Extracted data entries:
** Begin **
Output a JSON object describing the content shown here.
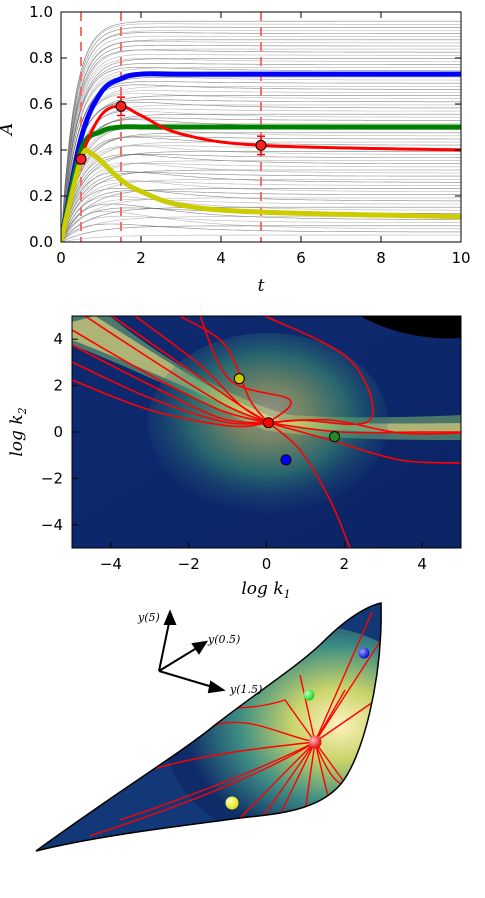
{
  "chart_data": [
    {
      "type": "line",
      "xlabel": "t",
      "ylabel": "A",
      "xlim": [
        0,
        10
      ],
      "ylim": [
        0.0,
        1.0
      ],
      "xticks": [
        "0",
        "2",
        "4",
        "6",
        "8",
        "10"
      ],
      "yticks": [
        "0.0",
        "0.2",
        "0.4",
        "0.6",
        "0.8",
        "1.0"
      ],
      "background_curves": "gray family of saturating trajectories",
      "vlines": [
        0.5,
        1.5,
        5.0
      ],
      "series": [
        {
          "color": "#0000ff",
          "x": [
            0,
            0.5,
            1,
            1.5,
            2,
            3,
            5,
            10
          ],
          "y": [
            0,
            0.45,
            0.65,
            0.71,
            0.73,
            0.73,
            0.73,
            0.73
          ]
        },
        {
          "color": "#008000",
          "x": [
            0,
            0.5,
            1,
            1.5,
            2,
            3,
            5,
            10
          ],
          "y": [
            0,
            0.4,
            0.48,
            0.5,
            0.5,
            0.5,
            0.5,
            0.5
          ]
        },
        {
          "color": "#ff0000",
          "x": [
            0,
            0.5,
            1,
            1.5,
            2,
            3,
            5,
            10
          ],
          "y": [
            0,
            0.36,
            0.55,
            0.59,
            0.55,
            0.47,
            0.42,
            0.4
          ]
        },
        {
          "color": "#cccc00",
          "x": [
            0,
            0.5,
            0.8,
            1.5,
            2,
            3,
            5,
            10
          ],
          "y": [
            0,
            0.36,
            0.38,
            0.27,
            0.22,
            0.16,
            0.13,
            0.11
          ]
        }
      ],
      "error_points": [
        {
          "x": 0.5,
          "y": 0.36,
          "err": 0.02
        },
        {
          "x": 1.5,
          "y": 0.59,
          "err": 0.04
        },
        {
          "x": 5.0,
          "y": 0.42,
          "err": 0.04
        }
      ]
    },
    {
      "type": "heatmap",
      "xlabel": "log k1",
      "ylabel": "log k2",
      "xlim": [
        -5,
        5
      ],
      "ylim": [
        -5,
        5
      ],
      "xticks": [
        "−4",
        "−2",
        "0",
        "2",
        "4"
      ],
      "yticks": [
        "−4",
        "−2",
        "0",
        "2",
        "4"
      ],
      "points": [
        {
          "name": "yellow",
          "x": -0.7,
          "y": 2.3,
          "color": "#cccc00"
        },
        {
          "name": "red",
          "x": 0.05,
          "y": 0.4,
          "color": "#ff0000"
        },
        {
          "name": "green",
          "x": 1.75,
          "y": -0.2,
          "color": "#228b22"
        },
        {
          "name": "blue",
          "x": 0.5,
          "y": -1.2,
          "color": "#0000ff"
        }
      ]
    },
    {
      "type": "other",
      "axis_labels": [
        "y(5)",
        "y(0.5)",
        "y(1.5)"
      ],
      "points": [
        {
          "name": "blue",
          "color": "#0000ff"
        },
        {
          "name": "green",
          "color": "#00ee00"
        },
        {
          "name": "red",
          "color": "#ff0000"
        },
        {
          "name": "yellow",
          "color": "#ffff00"
        }
      ]
    }
  ]
}
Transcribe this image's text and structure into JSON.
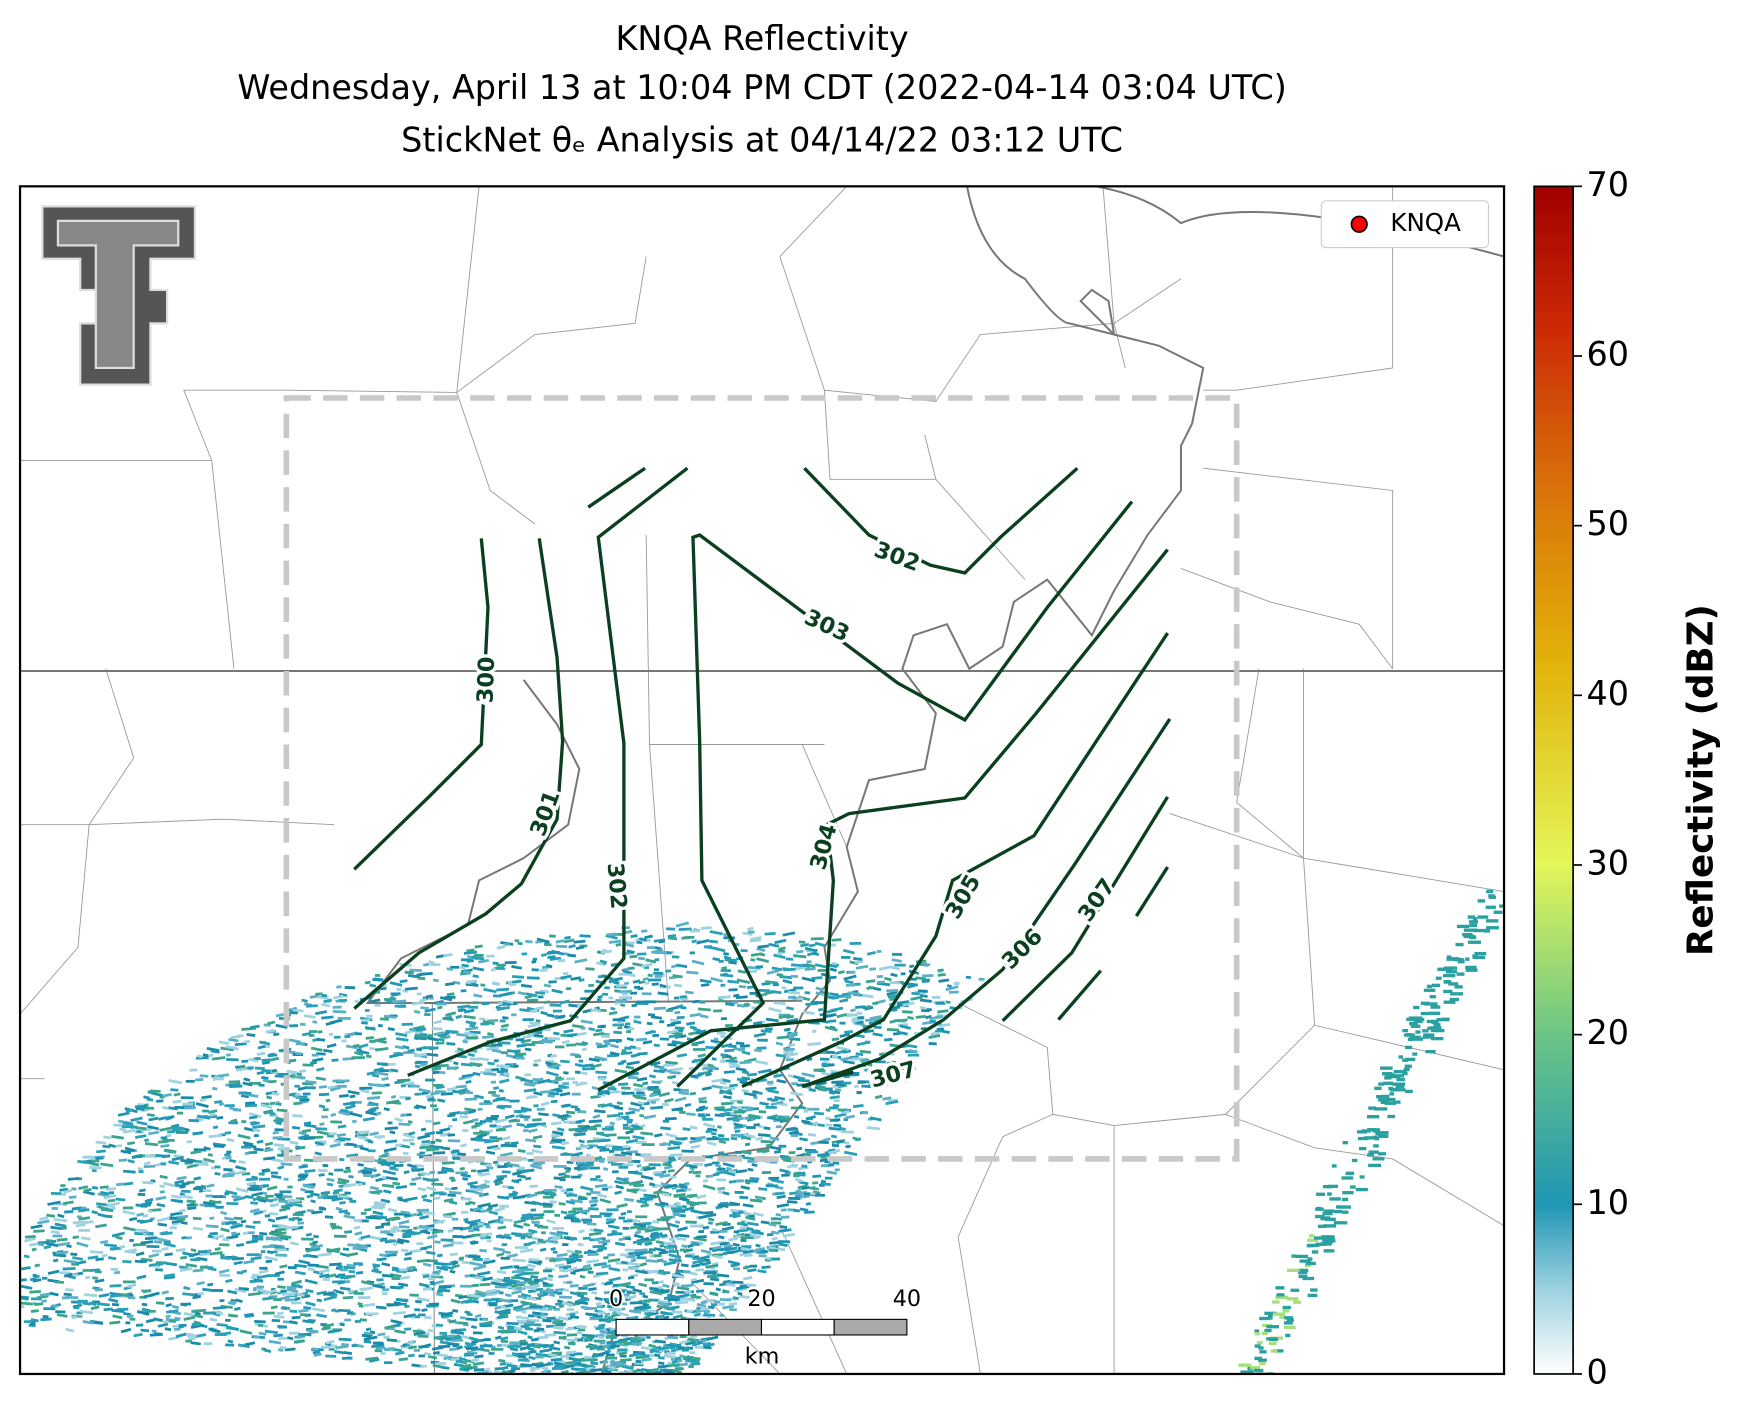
{
  "header": {
    "title": "KNQA Reflectivity",
    "subtitle": "Wednesday, April 13 at 10:04 PM CDT (2022-04-14 03:04 UTC)",
    "analysis": "StickNet θₑ Analysis at 04/14/22 03:12 UTC"
  },
  "legend": {
    "station": "KNQA"
  },
  "colorbar": {
    "label": "Reflectivity (dBZ)",
    "lim": [
      0,
      70
    ],
    "ticks": [
      0,
      10,
      20,
      30,
      40,
      50,
      60,
      70
    ]
  },
  "scale_bar": {
    "ticks": [
      0,
      20,
      40
    ],
    "unit": "km"
  },
  "contour_labels": [
    300,
    301,
    302,
    302,
    303,
    304,
    305,
    306,
    307,
    307
  ]
}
** End **
### Description of the task
Take the lines from the one containing "Transcribe this image's" through the final line of the listing above and print them exactly, including both ends but no pictures.

### Response
Transcribe this image's text and structure into JSON.
{
  "header": {
    "title": "KNQA Reflectivity",
    "subtitle": "Wednesday, April 13 at 10:04 PM CDT (2022-04-14 03:04 UTC)",
    "analysis": "StickNet θₑ Analysis at 04/14/22 03:12 UTC"
  },
  "legend": {
    "station": "KNQA"
  },
  "colorbar": {
    "label": "Reflectivity (dBZ)",
    "lim": [
      0,
      70
    ],
    "ticks": [
      0,
      10,
      20,
      30,
      40,
      50,
      60,
      70
    ]
  },
  "scale_bar": {
    "ticks": [
      0,
      20,
      40
    ],
    "unit": "km"
  },
  "contour_labels": [
    300,
    301,
    302,
    302,
    303,
    304,
    305,
    306,
    307,
    307
  ]
}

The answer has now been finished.